» **AIM OF THE TASK**
Read through the data and count the lines that contain the string "mecanismos"; give only the result.

» **EXERCISE INPUT**

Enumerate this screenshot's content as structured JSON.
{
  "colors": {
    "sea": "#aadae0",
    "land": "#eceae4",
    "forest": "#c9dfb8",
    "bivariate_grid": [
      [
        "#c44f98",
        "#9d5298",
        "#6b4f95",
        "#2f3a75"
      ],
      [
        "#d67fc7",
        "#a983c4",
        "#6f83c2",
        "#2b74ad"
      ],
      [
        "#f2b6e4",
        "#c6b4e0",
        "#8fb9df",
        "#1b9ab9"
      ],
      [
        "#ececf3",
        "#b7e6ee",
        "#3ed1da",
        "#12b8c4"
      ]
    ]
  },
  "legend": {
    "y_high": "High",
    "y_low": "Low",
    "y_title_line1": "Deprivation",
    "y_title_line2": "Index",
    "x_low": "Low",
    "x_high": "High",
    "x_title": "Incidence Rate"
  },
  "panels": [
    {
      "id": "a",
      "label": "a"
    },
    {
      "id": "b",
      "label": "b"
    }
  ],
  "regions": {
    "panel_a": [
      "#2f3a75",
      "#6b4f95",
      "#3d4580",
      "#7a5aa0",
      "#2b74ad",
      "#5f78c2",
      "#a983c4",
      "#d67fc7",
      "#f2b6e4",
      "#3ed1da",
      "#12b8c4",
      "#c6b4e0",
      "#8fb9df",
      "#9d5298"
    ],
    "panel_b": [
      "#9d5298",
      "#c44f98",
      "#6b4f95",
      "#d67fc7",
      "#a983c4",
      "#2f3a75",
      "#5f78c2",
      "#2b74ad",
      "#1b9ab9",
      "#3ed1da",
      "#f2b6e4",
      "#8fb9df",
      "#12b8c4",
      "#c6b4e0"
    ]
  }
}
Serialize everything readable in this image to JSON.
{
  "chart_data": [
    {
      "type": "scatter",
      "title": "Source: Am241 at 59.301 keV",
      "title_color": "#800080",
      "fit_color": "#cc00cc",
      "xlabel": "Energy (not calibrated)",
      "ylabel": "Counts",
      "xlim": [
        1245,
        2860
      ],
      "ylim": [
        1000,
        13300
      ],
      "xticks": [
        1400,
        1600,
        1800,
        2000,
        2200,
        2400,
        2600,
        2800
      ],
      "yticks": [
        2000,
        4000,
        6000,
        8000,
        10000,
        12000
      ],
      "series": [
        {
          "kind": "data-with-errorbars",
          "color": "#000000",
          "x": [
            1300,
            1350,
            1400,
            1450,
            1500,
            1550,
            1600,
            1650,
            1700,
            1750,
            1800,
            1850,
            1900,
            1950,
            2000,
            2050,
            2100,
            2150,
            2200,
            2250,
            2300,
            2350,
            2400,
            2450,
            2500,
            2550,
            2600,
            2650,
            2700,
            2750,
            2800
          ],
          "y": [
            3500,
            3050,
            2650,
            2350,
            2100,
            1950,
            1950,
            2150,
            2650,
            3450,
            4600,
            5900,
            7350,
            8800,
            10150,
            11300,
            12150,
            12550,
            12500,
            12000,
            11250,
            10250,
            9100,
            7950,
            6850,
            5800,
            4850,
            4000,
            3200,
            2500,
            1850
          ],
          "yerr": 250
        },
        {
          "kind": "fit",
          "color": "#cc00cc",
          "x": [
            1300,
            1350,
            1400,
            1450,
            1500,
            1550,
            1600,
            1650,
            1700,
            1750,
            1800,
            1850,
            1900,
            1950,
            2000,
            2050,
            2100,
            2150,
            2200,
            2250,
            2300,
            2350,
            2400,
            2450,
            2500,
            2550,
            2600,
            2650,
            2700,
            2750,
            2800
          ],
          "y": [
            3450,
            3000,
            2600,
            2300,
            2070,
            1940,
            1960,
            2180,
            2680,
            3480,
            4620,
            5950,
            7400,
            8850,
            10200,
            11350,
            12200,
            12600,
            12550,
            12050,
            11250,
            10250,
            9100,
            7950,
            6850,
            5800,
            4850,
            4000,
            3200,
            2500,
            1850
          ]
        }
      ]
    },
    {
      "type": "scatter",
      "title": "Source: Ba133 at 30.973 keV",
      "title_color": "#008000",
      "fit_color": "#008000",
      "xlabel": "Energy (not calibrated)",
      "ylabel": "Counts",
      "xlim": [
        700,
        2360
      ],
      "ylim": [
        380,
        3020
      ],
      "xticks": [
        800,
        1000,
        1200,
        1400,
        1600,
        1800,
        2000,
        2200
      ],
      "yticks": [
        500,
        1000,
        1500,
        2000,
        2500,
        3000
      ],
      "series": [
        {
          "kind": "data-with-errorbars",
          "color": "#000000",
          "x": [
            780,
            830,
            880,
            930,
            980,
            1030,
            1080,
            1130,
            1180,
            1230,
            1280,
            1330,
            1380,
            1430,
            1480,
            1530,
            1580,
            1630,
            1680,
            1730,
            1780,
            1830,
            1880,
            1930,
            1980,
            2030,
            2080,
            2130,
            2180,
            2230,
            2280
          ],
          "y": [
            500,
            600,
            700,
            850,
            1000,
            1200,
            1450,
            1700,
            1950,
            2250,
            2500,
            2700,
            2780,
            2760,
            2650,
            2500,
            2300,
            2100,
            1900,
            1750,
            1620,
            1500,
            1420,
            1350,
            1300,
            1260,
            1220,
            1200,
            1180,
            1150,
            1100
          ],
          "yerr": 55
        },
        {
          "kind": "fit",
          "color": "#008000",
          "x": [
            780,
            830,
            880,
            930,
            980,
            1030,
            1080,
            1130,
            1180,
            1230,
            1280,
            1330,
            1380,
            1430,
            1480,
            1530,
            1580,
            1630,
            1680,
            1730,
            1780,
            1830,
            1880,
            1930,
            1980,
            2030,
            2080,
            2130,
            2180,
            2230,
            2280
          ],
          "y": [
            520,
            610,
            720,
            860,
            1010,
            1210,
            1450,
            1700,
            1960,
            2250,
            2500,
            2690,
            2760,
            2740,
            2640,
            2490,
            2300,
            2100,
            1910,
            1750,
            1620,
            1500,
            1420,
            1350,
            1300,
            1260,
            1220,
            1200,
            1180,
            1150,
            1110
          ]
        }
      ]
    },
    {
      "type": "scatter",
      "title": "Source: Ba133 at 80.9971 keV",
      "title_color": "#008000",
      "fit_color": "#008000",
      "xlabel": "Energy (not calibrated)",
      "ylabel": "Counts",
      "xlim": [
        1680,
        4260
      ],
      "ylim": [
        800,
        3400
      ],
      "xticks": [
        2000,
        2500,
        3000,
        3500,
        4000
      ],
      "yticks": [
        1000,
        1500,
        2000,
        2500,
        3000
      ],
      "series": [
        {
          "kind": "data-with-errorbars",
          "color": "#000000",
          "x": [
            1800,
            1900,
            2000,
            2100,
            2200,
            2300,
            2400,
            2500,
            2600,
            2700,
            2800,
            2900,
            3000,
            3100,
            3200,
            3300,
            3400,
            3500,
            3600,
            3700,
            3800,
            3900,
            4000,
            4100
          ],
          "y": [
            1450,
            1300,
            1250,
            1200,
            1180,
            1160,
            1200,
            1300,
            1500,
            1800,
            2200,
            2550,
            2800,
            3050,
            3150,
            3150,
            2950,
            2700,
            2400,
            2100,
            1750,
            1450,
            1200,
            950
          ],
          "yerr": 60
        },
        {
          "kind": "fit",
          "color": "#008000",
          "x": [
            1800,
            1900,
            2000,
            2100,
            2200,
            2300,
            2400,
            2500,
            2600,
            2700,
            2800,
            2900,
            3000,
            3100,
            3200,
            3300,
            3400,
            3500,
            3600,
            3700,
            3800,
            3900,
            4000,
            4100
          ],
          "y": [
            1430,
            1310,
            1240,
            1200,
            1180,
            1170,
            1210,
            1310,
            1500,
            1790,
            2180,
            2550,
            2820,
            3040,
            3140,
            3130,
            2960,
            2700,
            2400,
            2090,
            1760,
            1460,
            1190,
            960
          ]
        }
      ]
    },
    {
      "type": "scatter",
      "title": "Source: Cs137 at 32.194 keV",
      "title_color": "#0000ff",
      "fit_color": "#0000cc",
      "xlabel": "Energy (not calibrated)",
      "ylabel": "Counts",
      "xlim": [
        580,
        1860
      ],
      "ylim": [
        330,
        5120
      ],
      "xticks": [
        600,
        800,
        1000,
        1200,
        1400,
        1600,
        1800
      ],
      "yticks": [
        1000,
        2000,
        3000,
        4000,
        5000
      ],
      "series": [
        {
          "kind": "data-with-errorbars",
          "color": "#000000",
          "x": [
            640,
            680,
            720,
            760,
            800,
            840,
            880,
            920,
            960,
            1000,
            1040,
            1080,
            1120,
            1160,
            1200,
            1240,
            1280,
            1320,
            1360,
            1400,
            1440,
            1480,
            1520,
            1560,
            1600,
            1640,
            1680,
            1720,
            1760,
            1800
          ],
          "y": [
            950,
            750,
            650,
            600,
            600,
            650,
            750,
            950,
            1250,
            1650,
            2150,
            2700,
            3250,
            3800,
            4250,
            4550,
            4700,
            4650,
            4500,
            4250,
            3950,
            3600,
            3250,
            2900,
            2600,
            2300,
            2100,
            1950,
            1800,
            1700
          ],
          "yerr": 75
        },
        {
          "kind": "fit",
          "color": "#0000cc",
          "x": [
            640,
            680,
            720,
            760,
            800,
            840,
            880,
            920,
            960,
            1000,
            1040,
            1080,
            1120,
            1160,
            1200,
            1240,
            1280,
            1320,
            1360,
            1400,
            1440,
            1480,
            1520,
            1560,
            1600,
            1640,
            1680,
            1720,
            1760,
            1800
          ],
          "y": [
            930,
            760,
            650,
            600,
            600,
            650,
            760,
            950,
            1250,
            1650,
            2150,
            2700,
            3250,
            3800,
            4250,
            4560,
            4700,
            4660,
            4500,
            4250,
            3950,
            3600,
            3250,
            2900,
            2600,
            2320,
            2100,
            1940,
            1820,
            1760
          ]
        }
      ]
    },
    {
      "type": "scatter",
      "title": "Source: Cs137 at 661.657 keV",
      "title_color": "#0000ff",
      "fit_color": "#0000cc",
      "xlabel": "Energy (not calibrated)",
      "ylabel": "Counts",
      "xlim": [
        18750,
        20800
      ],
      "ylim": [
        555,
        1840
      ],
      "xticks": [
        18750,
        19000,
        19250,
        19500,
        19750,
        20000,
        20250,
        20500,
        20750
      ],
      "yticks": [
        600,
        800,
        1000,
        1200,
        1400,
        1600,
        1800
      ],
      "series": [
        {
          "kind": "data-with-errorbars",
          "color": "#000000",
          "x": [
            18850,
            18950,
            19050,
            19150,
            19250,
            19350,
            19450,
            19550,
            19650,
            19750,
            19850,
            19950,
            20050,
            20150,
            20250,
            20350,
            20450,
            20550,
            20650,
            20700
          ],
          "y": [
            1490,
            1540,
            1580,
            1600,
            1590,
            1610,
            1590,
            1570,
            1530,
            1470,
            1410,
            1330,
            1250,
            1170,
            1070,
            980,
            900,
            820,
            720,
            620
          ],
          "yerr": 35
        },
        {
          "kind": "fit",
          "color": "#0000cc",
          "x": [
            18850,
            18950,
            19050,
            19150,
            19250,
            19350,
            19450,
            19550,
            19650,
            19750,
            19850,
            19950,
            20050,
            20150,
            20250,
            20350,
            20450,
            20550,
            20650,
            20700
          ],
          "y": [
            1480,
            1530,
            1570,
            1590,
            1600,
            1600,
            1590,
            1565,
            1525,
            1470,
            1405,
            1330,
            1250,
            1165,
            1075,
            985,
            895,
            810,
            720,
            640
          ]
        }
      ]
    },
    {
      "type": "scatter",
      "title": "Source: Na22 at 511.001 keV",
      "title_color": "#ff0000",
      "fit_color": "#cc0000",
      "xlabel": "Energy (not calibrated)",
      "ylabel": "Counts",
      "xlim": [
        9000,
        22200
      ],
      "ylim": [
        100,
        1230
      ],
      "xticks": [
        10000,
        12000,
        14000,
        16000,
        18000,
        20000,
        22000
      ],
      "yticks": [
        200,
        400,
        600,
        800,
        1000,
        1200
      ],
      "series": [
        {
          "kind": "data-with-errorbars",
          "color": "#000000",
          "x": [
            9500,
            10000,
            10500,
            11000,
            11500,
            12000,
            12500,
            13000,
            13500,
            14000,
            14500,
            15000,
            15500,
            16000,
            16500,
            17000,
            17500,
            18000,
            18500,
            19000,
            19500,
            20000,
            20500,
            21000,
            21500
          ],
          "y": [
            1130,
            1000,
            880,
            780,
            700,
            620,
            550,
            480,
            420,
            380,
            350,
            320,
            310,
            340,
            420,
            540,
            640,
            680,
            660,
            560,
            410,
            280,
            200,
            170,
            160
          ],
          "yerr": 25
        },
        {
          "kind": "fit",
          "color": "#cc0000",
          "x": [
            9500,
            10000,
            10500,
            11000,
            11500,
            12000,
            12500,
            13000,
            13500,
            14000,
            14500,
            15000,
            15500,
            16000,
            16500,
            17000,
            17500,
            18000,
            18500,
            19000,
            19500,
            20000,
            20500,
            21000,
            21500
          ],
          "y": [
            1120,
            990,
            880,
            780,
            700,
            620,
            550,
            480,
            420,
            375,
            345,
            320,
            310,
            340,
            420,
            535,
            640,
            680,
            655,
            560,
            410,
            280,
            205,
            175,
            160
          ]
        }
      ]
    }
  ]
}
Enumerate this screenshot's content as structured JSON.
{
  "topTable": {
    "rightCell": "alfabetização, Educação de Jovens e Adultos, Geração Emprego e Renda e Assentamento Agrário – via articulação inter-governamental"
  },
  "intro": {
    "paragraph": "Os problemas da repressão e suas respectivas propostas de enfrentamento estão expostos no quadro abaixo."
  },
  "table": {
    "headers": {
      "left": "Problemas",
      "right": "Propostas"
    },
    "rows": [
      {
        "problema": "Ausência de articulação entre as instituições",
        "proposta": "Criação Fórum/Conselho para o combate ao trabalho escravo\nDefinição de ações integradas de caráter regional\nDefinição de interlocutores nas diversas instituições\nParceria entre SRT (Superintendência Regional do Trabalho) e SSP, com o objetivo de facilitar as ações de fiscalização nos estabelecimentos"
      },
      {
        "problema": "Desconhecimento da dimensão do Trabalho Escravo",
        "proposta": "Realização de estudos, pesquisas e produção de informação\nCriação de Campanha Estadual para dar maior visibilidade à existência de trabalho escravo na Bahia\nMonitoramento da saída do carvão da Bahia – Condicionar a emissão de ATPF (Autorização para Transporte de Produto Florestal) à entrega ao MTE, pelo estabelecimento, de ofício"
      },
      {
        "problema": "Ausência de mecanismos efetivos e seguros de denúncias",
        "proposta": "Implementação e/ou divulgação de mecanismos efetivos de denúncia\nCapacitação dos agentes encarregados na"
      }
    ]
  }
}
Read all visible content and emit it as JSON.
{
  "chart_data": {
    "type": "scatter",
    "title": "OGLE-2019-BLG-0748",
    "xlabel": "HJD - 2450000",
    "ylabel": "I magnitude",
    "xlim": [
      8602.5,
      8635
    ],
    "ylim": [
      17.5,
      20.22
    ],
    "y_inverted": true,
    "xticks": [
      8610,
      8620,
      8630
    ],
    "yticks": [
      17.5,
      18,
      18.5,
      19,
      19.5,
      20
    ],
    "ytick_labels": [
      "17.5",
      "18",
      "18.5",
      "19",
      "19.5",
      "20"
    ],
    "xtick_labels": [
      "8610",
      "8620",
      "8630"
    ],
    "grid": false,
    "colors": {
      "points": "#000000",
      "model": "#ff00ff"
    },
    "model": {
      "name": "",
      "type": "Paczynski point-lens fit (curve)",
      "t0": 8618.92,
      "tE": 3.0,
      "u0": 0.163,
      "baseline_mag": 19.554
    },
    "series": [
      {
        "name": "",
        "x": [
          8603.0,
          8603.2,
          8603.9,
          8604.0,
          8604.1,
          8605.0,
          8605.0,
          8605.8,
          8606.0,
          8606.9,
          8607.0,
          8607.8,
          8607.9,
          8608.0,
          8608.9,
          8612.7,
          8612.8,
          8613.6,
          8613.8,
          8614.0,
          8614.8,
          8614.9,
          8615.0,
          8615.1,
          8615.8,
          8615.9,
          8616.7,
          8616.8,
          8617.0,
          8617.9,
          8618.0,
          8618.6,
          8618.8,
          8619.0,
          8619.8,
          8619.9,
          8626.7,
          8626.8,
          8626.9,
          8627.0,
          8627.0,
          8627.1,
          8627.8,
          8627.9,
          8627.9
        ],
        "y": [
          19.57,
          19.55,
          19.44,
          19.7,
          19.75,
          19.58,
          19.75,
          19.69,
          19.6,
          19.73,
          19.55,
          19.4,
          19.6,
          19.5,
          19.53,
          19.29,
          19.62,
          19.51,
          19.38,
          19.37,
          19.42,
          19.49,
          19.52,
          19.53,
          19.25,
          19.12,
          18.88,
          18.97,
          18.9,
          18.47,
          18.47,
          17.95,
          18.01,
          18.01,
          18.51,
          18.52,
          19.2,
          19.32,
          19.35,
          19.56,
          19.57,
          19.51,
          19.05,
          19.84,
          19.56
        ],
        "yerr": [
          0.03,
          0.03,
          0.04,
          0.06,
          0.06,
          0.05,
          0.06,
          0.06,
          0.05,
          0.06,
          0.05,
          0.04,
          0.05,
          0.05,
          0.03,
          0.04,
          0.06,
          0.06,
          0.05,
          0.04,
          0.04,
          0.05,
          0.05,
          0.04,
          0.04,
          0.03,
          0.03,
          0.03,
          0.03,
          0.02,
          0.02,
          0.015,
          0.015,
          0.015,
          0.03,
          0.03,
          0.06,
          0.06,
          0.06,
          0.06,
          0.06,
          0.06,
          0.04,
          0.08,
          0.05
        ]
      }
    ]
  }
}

» **ANSWER FOR THE TASK**
2